───── Data for processing
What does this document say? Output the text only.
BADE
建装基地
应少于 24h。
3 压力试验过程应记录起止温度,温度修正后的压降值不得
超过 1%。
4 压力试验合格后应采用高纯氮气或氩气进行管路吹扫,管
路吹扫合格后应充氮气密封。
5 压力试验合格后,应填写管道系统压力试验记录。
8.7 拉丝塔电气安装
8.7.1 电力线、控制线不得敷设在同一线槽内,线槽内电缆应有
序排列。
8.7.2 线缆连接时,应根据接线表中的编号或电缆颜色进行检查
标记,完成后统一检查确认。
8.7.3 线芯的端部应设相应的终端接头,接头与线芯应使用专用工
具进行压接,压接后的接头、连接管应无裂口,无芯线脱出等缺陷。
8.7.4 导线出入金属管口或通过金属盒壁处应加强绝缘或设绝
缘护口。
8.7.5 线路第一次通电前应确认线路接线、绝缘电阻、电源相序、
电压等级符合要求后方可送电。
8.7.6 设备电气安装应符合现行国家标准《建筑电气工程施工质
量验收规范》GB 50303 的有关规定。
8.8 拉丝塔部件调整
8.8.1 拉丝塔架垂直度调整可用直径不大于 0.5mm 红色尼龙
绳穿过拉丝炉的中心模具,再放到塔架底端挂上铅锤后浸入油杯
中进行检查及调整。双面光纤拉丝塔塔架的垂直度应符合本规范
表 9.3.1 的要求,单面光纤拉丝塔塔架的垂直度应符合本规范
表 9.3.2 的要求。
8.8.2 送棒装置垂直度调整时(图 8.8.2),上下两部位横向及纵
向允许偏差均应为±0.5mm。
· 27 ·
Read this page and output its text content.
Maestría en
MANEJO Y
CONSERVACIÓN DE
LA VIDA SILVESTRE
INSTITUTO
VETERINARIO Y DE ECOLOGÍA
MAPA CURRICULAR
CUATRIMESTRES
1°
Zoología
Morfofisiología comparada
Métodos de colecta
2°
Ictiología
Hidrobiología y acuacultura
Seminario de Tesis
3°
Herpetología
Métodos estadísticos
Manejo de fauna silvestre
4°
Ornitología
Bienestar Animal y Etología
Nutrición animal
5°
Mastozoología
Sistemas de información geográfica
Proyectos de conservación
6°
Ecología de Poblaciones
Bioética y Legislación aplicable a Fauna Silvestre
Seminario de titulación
──────────
- _Requirement_
Identify each line of the material where the word "Seminario" shows up, and copy it.

- _Response_
Seminario de Tesis
Seminario de titulación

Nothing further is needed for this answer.